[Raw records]
◆ ◆ ◆ ◆

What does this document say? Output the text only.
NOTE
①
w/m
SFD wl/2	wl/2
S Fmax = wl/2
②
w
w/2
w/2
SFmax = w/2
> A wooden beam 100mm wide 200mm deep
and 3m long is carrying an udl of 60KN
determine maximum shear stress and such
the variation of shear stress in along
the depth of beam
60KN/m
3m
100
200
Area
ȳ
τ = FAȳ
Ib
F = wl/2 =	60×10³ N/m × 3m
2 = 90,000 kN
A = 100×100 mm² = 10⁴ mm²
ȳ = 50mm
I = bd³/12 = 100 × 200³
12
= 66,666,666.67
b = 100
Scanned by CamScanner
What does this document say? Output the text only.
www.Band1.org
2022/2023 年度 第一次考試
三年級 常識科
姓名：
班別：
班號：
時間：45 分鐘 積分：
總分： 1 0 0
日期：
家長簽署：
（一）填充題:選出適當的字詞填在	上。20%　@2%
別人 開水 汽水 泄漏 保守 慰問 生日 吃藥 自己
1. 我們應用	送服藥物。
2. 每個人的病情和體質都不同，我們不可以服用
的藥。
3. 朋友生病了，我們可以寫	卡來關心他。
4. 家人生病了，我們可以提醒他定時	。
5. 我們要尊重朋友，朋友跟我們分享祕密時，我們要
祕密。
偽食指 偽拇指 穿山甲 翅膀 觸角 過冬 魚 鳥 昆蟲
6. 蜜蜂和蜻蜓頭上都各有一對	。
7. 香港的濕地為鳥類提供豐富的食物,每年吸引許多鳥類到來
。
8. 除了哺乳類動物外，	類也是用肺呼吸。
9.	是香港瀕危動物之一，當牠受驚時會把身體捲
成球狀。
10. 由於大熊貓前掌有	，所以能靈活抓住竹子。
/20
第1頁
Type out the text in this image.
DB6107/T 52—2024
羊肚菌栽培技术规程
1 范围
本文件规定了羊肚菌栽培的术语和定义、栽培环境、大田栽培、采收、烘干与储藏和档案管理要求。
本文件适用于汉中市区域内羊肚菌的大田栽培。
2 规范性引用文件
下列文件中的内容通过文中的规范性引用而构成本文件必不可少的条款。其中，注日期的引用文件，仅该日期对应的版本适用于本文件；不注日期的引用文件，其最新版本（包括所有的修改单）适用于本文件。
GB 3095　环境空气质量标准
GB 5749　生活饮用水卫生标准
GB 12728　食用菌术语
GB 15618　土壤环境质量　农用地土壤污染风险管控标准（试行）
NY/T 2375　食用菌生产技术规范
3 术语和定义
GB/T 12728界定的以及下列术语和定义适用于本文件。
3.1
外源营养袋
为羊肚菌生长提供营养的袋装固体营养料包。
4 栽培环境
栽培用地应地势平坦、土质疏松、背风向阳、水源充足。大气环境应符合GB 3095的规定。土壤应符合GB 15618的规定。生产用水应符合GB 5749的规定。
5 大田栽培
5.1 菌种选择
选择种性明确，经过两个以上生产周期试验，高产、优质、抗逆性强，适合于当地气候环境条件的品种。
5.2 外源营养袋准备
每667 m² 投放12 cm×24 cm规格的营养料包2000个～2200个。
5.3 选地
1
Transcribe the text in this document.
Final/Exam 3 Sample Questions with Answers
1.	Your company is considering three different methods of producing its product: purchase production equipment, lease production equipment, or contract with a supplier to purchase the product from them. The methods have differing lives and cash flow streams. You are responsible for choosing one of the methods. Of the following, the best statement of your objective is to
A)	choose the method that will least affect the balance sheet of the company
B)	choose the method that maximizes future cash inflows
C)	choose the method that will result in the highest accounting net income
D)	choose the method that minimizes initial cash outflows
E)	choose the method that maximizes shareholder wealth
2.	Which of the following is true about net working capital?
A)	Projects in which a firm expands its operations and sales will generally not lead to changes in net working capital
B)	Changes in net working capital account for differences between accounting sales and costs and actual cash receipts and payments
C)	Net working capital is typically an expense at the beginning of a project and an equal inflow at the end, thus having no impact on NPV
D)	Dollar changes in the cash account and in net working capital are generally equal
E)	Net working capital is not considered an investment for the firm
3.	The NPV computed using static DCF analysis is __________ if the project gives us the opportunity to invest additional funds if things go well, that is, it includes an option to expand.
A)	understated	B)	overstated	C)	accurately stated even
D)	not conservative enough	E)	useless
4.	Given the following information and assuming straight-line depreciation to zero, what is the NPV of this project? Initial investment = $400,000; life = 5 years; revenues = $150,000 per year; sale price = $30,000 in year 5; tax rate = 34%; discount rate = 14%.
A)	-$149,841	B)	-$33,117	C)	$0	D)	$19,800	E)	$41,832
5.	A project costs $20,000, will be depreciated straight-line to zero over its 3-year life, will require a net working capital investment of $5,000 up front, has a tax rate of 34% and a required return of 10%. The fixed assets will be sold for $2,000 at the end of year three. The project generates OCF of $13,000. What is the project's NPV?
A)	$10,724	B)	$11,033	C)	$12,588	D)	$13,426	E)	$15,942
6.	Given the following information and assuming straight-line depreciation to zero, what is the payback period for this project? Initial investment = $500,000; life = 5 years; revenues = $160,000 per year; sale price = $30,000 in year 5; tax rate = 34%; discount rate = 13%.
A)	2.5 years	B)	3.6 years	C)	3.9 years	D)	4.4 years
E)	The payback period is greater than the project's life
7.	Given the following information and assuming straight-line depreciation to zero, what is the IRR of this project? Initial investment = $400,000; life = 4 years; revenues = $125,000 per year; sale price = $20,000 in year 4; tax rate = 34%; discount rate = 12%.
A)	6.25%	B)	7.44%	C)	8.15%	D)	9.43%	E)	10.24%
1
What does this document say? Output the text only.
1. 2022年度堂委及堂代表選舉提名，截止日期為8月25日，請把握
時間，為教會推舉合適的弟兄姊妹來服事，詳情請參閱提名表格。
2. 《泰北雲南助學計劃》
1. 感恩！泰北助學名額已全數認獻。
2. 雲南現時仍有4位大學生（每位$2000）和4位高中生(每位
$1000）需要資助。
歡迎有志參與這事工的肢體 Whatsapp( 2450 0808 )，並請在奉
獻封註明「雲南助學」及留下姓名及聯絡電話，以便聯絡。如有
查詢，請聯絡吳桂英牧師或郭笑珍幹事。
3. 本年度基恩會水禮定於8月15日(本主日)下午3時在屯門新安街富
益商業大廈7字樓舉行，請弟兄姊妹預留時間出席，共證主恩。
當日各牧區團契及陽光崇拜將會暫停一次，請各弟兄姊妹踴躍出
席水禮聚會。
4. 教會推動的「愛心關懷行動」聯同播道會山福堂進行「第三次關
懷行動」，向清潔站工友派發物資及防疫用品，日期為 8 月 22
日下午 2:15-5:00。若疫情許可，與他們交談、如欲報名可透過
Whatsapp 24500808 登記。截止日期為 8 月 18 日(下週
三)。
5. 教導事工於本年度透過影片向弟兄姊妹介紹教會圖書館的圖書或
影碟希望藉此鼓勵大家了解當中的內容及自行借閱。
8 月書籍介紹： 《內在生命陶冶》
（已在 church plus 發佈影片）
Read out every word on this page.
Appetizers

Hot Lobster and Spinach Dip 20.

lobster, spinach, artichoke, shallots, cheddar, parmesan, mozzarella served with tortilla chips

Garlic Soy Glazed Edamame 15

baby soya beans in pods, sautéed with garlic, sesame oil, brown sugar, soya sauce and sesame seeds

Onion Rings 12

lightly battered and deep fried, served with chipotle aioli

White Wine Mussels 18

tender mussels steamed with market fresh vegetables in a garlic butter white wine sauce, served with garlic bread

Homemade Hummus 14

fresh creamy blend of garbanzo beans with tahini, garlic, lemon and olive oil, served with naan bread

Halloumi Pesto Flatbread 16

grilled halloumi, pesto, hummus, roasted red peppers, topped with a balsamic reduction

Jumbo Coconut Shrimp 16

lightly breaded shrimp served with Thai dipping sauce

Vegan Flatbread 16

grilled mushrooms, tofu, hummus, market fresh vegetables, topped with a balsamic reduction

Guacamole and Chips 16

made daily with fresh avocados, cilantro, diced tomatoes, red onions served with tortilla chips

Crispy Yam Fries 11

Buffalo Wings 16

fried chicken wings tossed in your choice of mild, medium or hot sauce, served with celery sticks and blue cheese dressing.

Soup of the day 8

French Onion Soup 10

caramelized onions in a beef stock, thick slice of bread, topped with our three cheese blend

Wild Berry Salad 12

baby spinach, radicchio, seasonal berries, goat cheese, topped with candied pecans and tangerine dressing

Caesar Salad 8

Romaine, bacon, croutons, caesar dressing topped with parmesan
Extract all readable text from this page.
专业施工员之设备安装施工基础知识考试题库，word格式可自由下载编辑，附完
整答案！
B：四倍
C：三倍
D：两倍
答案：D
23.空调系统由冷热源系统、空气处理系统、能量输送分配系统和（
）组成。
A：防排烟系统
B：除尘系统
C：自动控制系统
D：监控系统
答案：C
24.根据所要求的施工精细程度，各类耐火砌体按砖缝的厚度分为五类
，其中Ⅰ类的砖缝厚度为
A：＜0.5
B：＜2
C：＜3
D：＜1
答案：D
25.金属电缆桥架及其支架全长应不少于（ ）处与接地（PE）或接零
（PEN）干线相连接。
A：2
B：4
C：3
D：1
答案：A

◆ ◆ ◆ ◆

From the data above, work out how many lines hold "market". Answer with the number alone.

* _Full answer_
2